____ DATA SUPPLIED

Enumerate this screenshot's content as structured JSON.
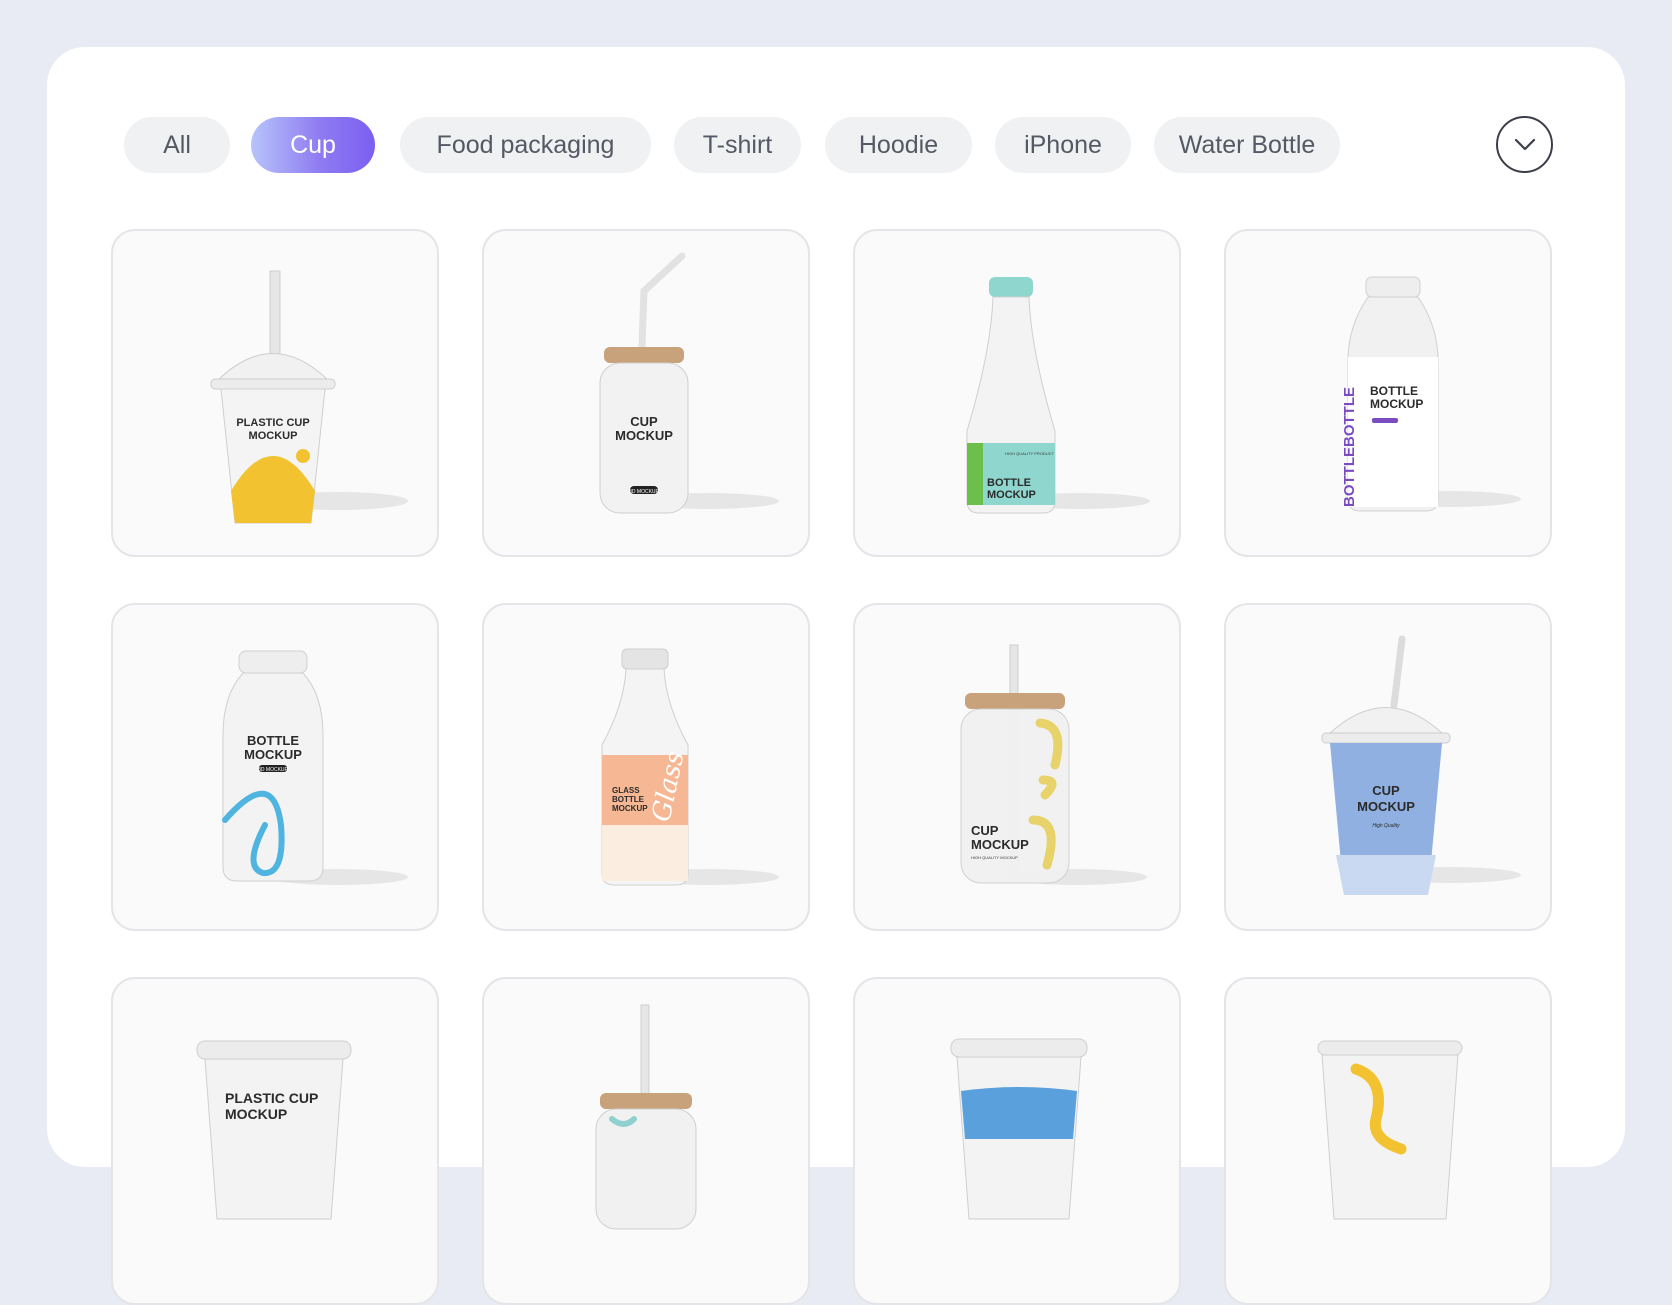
{
  "filters": [
    {
      "label": "All",
      "active": false
    },
    {
      "label": "Cup",
      "active": true
    },
    {
      "label": "Food packaging",
      "active": false
    },
    {
      "label": "T-shirt",
      "active": false
    },
    {
      "label": "Hoodie",
      "active": false
    },
    {
      "label": "iPhone",
      "active": false
    },
    {
      "label": "Water Bottle",
      "active": false
    }
  ],
  "more_button": {
    "icon": "chevron-down-icon"
  },
  "cards": [
    {
      "type": "dome-cup",
      "text": [
        "PLASTIC CUP",
        "MOCKUP"
      ],
      "accent": "#f2c230"
    },
    {
      "type": "glass-can",
      "text": [
        "CUP",
        "MOCKUP"
      ],
      "tag": "3D MOCKUP",
      "accent": "#c8a27a"
    },
    {
      "type": "tall-bottle",
      "text": [
        "BOTTLE",
        "MOCKUP"
      ],
      "small": "HIGH QUALITY PRODUCT",
      "accent": "#8fd6cf"
    },
    {
      "type": "white-bottle",
      "text": [
        "BOTTLE",
        "MOCKUP"
      ],
      "vertical": "BOTTLEBOTTLE",
      "accent": "#7a4cc0"
    },
    {
      "type": "milk-bottle",
      "text": [
        "BOTTLE",
        "MOCKUP"
      ],
      "tag": "3D MOCKUP",
      "accent": "#4fb4e0"
    },
    {
      "type": "glass-milk-bottle",
      "text": [
        "GLASS",
        "BOTTLE",
        "MOCKUP"
      ],
      "script": "Glass",
      "accent": "#f6b894"
    },
    {
      "type": "glass-can-straw",
      "text": [
        "CUP",
        "MOCKUP"
      ],
      "small": "HIGH QUALITY MOCKUP",
      "accent": "#e8d36a"
    },
    {
      "type": "blue-dome-cup",
      "text": [
        "CUP",
        "MOCKUP"
      ],
      "small": "High Quality",
      "accent": "#8fb0e0"
    },
    {
      "type": "flat-lid-cup",
      "text": [
        "PLASTIC CUP",
        "MOCKUP"
      ],
      "accent": "#dcdcdc"
    },
    {
      "type": "glass-can-partial",
      "accent": "#c8a27a"
    },
    {
      "type": "blue-band-cup",
      "accent": "#5aa0dc"
    },
    {
      "type": "yellow-ribbon-cup",
      "accent": "#f2c230"
    }
  ]
}
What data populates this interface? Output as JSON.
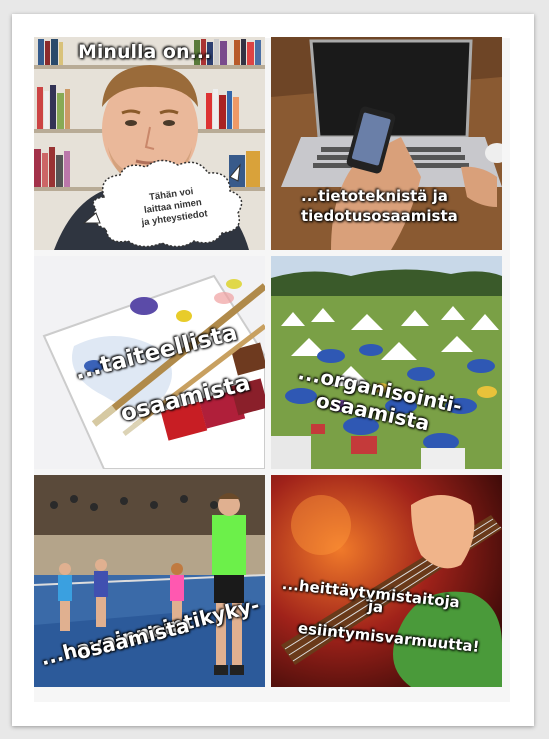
{
  "tiles": {
    "t1": {
      "title": "Minulla on...",
      "bubble_line1": "Tähän voi",
      "bubble_line2": "laittaa nimen",
      "bubble_line3": "ja yhteystiedot"
    },
    "t2": {
      "line1": "...tietoteknistä ja",
      "line2": "tiedotusosaamista"
    },
    "t3": {
      "line1": "...taiteellista",
      "line2": "osaamista"
    },
    "t4": {
      "line1": "...organisointi-",
      "line2": "osaamista"
    },
    "t5": {
      "line1": "...havainnointikyky-",
      "line2": "osaamista"
    },
    "t6": {
      "line1": "...heittäytymistaitoja",
      "line2": "ja",
      "line3": "esiintymisvarmuutta!"
    }
  }
}
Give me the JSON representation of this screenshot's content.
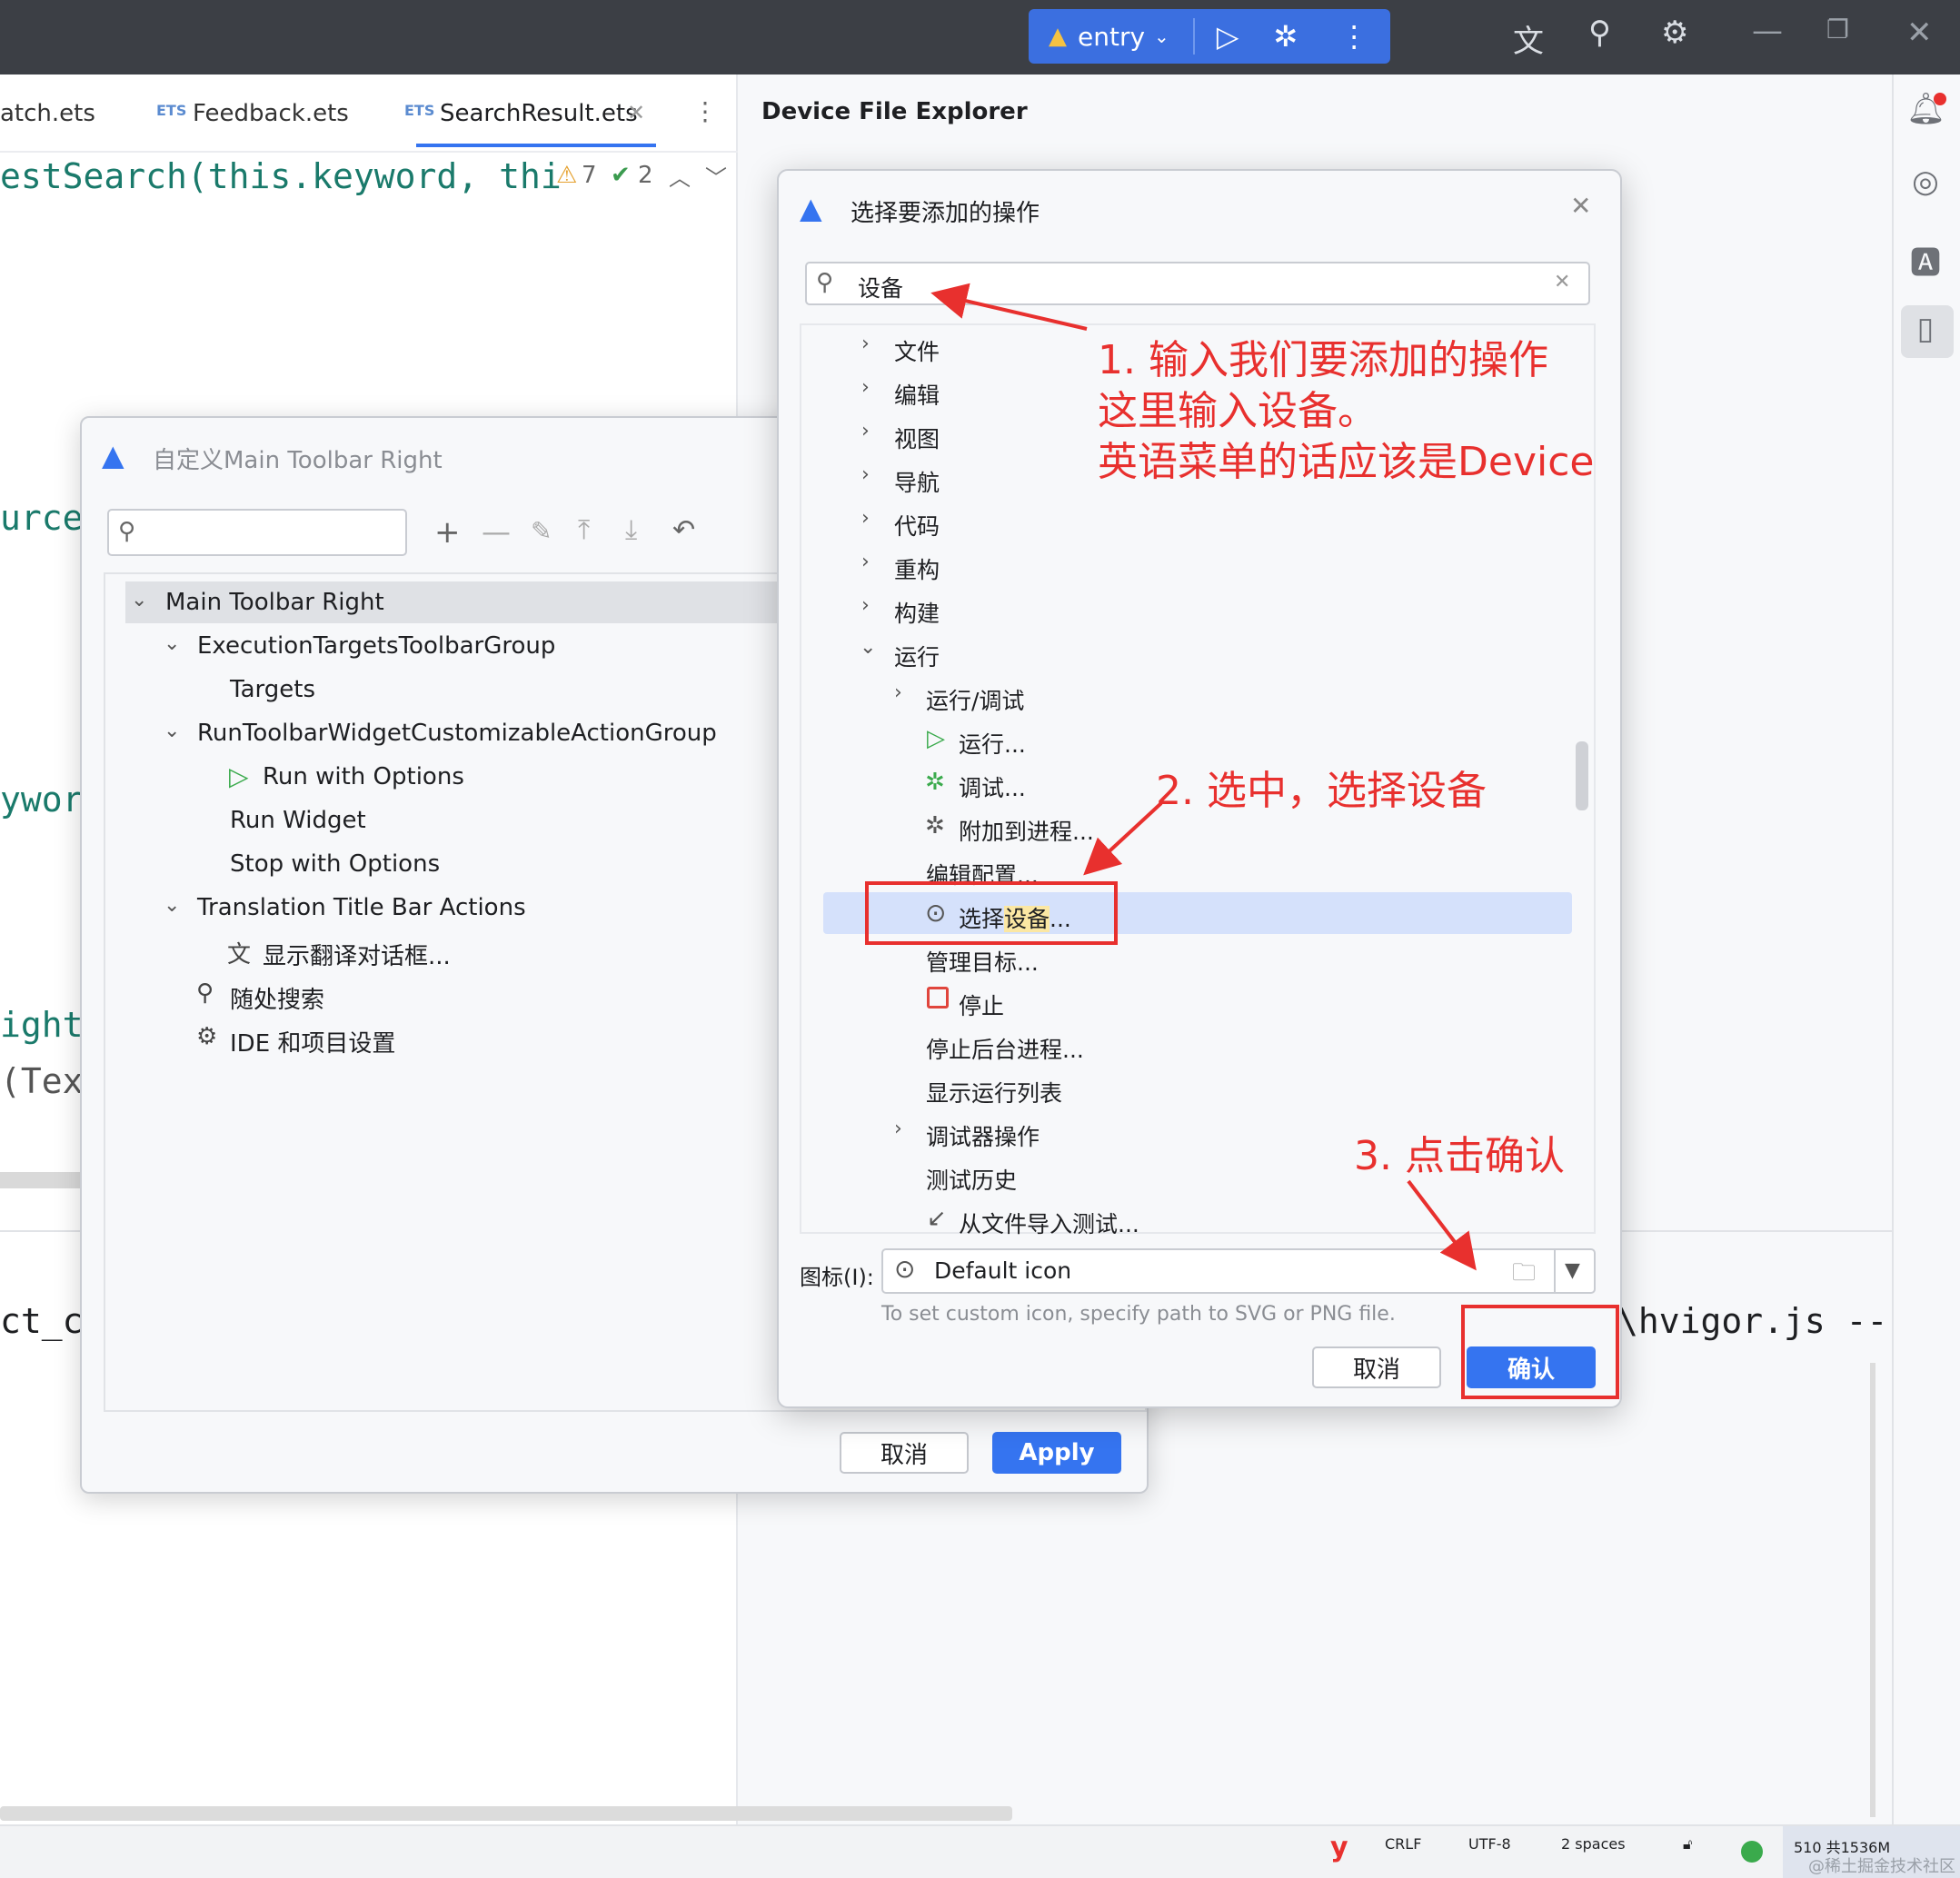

________

*STATED PROBLEM*:
Pictures are excluded; copy every other part of the records exactly.

*PROBLEM SOLUTION*:
Enumerate this screenshot's content as structured JSON.
{
  "filters": [
    {
      "label": "All",
      "active": false
    },
    {
      "label": "Cup",
      "active": true
    },
    {
      "label": "Food packaging",
      "active": false
    },
    {
      "label": "T-shirt",
      "active": false
    },
    {
      "label": "Hoodie",
      "active": false
    },
    {
      "label": "iPhone",
      "active": false
    },
    {
      "label": "Water Bottle",
      "active": false
    }
  ],
  "more_button": {
    "icon": "chevron-down-icon"
  },
  "cards": [
    {
      "type": "dome-cup",
      "text": [
        "PLASTIC CUP",
        "MOCKUP"
      ],
      "accent": "#f2c230"
    },
    {
      "type": "glass-can",
      "text": [
        "CUP",
        "MOCKUP"
      ],
      "tag": "3D MOCKUP",
      "accent": "#c8a27a"
    },
    {
      "type": "tall-bottle",
      "text": [
        "BOTTLE",
        "MOCKUP"
      ],
      "small": "HIGH QUALITY PRODUCT",
      "accent": "#8fd6cf"
    },
    {
      "type": "white-bottle",
      "text": [
        "BOTTLE",
        "MOCKUP"
      ],
      "vertical": "BOTTLEBOTTLE",
      "accent": "#7a4cc0"
    },
    {
      "type": "milk-bottle",
      "text": [
        "BOTTLE",
        "MOCKUP"
      ],
      "tag": "3D MOCKUP",
      "accent": "#4fb4e0"
    },
    {
      "type": "glass-milk-bottle",
      "text": [
        "GLASS",
        "BOTTLE",
        "MOCKUP"
      ],
      "script": "Glass",
      "accent": "#f6b894"
    },
    {
      "type": "glass-can-straw",
      "text": [
        "CUP",
        "MOCKUP"
      ],
      "small": "HIGH QUALITY MOCKUP",
      "accent": "#e8d36a"
    },
    {
      "type": "blue-dome-cup",
      "text": [
        "CUP",
        "MOCKUP"
      ],
      "small": "High Quality",
      "accent": "#8fb0e0"
    },
    {
      "type": "flat-lid-cup",
      "text": [
        "PLASTIC CUP",
        "MOCKUP"
      ],
      "accent": "#dcdcdc"
    },
    {
      "type": "glass-can-partial",
      "accent": "#c8a27a"
    },
    {
      "type": "blue-band-cup",
      "accent": "#5aa0dc"
    },
    {
      "type": "yellow-ribbon-cup",
      "accent": "#f2c230"
    }
  ]
}
What data populates this interface? Output as JSON.
{
  "tiles": {
    "t1": {
      "title": "Minulla on...",
      "bubble_line1": "Tähän voi",
      "bubble_line2": "laittaa nimen",
      "bubble_line3": "ja yhteystiedot"
    },
    "t2": {
      "line1": "...tietoteknistä ja",
      "line2": "tiedotusosaamista"
    },
    "t3": {
      "line1": "...taiteellista",
      "line2": "osaamista"
    },
    "t4": {
      "line1": "...organisointi-",
      "line2": "osaamista"
    },
    "t5": {
      "line1": "...havainnointikyky-",
      "line2": "osaamista"
    },
    "t6": {
      "line1": "...heittäytymistaitoja",
      "line2": "ja",
      "line3": "esiintymisvarmuutta!"
    }
  }
}
Give me the JSON representation of this screenshot's content.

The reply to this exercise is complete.